__Written request__:
Repeat the entire listing exactly as written.

======

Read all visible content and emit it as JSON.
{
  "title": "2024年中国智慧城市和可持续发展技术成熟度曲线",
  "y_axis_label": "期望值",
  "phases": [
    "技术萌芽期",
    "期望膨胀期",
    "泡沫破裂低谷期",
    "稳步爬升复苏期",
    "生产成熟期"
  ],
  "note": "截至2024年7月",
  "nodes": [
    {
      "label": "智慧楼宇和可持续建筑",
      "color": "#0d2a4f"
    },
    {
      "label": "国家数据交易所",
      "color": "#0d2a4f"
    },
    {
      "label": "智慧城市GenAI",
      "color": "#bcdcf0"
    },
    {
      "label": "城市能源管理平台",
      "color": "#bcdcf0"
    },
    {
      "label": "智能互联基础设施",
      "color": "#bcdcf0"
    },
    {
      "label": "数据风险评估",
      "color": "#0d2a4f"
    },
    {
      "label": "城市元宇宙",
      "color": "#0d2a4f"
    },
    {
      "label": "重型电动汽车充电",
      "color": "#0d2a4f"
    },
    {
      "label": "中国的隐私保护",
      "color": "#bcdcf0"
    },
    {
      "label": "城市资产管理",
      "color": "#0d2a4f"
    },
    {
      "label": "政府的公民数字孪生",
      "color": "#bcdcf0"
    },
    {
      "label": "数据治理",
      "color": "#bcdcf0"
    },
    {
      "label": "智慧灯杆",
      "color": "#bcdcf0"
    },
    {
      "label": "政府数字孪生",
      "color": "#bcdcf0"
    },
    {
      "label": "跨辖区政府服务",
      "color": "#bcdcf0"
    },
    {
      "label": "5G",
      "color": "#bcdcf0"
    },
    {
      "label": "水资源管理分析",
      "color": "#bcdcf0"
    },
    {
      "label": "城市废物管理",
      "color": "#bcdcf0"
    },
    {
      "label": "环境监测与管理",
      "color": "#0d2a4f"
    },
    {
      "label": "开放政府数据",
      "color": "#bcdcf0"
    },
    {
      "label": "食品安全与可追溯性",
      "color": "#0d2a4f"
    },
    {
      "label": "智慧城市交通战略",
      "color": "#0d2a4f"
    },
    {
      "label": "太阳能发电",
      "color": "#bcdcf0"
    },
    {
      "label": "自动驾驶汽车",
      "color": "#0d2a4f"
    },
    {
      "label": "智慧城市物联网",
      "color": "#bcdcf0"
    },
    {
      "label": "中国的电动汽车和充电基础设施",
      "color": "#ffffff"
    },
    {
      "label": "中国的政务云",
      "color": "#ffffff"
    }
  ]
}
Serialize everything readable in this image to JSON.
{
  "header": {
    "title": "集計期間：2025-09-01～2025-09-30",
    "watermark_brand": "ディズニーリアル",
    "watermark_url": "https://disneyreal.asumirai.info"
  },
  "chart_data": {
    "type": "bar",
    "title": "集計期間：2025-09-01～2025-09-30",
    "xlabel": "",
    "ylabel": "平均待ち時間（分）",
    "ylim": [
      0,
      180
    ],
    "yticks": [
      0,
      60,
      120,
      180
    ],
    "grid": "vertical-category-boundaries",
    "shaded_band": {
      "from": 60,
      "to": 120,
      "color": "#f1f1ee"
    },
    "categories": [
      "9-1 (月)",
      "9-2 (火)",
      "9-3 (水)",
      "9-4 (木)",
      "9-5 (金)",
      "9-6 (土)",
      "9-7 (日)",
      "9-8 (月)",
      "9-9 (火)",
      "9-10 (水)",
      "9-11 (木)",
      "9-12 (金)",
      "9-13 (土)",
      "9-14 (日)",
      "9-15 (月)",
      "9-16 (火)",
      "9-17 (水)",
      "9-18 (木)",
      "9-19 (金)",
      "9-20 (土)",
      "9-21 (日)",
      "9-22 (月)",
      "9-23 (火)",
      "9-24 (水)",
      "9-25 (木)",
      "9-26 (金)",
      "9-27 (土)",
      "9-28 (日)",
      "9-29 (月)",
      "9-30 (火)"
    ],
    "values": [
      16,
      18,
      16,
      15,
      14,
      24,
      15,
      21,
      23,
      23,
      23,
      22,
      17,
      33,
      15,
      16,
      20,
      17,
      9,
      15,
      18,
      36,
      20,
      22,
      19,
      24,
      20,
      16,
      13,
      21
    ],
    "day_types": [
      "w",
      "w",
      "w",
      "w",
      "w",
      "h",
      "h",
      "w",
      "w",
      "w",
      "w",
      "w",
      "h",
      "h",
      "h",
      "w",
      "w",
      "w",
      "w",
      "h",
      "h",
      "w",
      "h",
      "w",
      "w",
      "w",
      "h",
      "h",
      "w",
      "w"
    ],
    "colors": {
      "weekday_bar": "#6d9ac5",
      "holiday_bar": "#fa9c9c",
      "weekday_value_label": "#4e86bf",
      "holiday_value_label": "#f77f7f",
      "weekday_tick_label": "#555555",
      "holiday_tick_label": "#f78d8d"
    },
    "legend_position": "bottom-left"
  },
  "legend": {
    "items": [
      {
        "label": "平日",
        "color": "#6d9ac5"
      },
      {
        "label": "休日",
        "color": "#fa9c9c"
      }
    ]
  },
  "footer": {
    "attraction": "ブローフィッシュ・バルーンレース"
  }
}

======

__Written answer__:
Read all visible content and emit it as JSON.
{
  "title": "2024年中国智慧城市和可持续发展技术成熟度曲线",
  "y_axis_label": "期望值",
  "phases": [
    "技术萌芽期",
    "期望膨胀期",
    "泡沫破裂低谷期",
    "稳步爬升复苏期",
    "生产成熟期"
  ],
  "note": "截至2024年7月",
  "nodes": [
    {
      "label": "智慧楼宇和可持续建筑",
      "color": "#0d2a4f"
    },
    {
      "label": "国家数据交易所",
      "color": "#0d2a4f"
    },
    {
      "label": "智慧城市GenAI",
      "color": "#bcdcf0"
    },
    {
      "label": "城市能源管理平台",
      "color": "#bcdcf0"
    },
    {
      "label": "智能互联基础设施",
      "color": "#bcdcf0"
    },
    {
      "label": "数据风险评估",
      "color": "#0d2a4f"
    },
    {
      "label": "城市元宇宙",
      "color": "#0d2a4f"
    },
    {
      "label": "重型电动汽车充电",
      "color": "#0d2a4f"
    },
    {
      "label": "中国的隐私保护",
      "color": "#bcdcf0"
    },
    {
      "label": "城市资产管理",
      "color": "#0d2a4f"
    },
    {
      "label": "政府的公民数字孪生",
      "color": "#bcdcf0"
    },
    {
      "label": "数据治理",
      "color": "#bcdcf0"
    },
    {
      "label": "智慧灯杆",
      "color": "#bcdcf0"
    },
    {
      "label": "政府数字孪生",
      "color": "#bcdcf0"
    },
    {
      "label": "跨辖区政府服务",
      "color": "#bcdcf0"
    },
    {
      "label": "5G",
      "color": "#bcdcf0"
    },
    {
      "label": "水资源管理分析",
      "color": "#bcdcf0"
    },
    {
      "label": "城市废物管理",
      "color": "#bcdcf0"
    },
    {
      "label": "环境监测与管理",
      "color": "#0d2a4f"
    },
    {
      "label": "开放政府数据",
      "color": "#bcdcf0"
    },
    {
      "label": "食品安全与可追溯性",
      "color": "#0d2a4f"
    },
    {
      "label": "智慧城市交通战略",
      "color": "#0d2a4f"
    },
    {
      "label": "太阳能发电",
      "color": "#bcdcf0"
    },
    {
      "label": "自动驾驶汽车",
      "color": "#0d2a4f"
    },
    {
      "label": "智慧城市物联网",
      "color": "#bcdcf0"
    },
    {
      "label": "中国的电动汽车和充电基础设施",
      "color": "#ffffff"
    },
    {
      "label": "中国的政务云",
      "color": "#ffffff"
    }
  ]
}
Serialize everything readable in this image to JSON.
{
  "header": {
    "title": "集計期間：2025-09-01～2025-09-30",
    "watermark_brand": "ディズニーリアル",
    "watermark_url": "https://disneyreal.asumirai.info"
  },
  "chart_data": {
    "type": "bar",
    "title": "集計期間：2025-09-01～2025-09-30",
    "xlabel": "",
    "ylabel": "平均待ち時間（分）",
    "ylim": [
      0,
      180
    ],
    "yticks": [
      0,
      60,
      120,
      180
    ],
    "grid": "vertical-category-boundaries",
    "shaded_band": {
      "from": 60,
      "to": 120,
      "color": "#f1f1ee"
    },
    "categories": [
      "9-1 (月)",
      "9-2 (火)",
      "9-3 (水)",
      "9-4 (木)",
      "9-5 (金)",
      "9-6 (土)",
      "9-7 (日)",
      "9-8 (月)",
      "9-9 (火)",
      "9-10 (水)",
      "9-11 (木)",
      "9-12 (金)",
      "9-13 (土)",
      "9-14 (日)",
      "9-15 (月)",
      "9-16 (火)",
      "9-17 (水)",
      "9-18 (木)",
      "9-19 (金)",
      "9-20 (土)",
      "9-21 (日)",
      "9-22 (月)",
      "9-23 (火)",
      "9-24 (水)",
      "9-25 (木)",
      "9-26 (金)",
      "9-27 (土)",
      "9-28 (日)",
      "9-29 (月)",
      "9-30 (火)"
    ],
    "values": [
      16,
      18,
      16,
      15,
      14,
      24,
      15,
      21,
      23,
      23,
      23,
      22,
      17,
      33,
      15,
      16,
      20,
      17,
      9,
      15,
      18,
      36,
      20,
      22,
      19,
      24,
      20,
      16,
      13,
      21
    ],
    "day_types": [
      "w",
      "w",
      "w",
      "w",
      "w",
      "h",
      "h",
      "w",
      "w",
      "w",
      "w",
      "w",
      "h",
      "h",
      "h",
      "w",
      "w",
      "w",
      "w",
      "h",
      "h",
      "w",
      "h",
      "w",
      "w",
      "w",
      "h",
      "h",
      "w",
      "w"
    ],
    "colors": {
      "weekday_bar": "#6d9ac5",
      "holiday_bar": "#fa9c9c",
      "weekday_value_label": "#4e86bf",
      "holiday_value_label": "#f77f7f",
      "weekday_tick_label": "#555555",
      "holiday_tick_label": "#f78d8d"
    },
    "legend_position": "bottom-left"
  },
  "legend": {
    "items": [
      {
        "label": "平日",
        "color": "#6d9ac5"
      },
      {
        "label": "休日",
        "color": "#fa9c9c"
      }
    ]
  },
  "footer": {
    "attraction": "ブローフィッシュ・バルーンレース"
  }
}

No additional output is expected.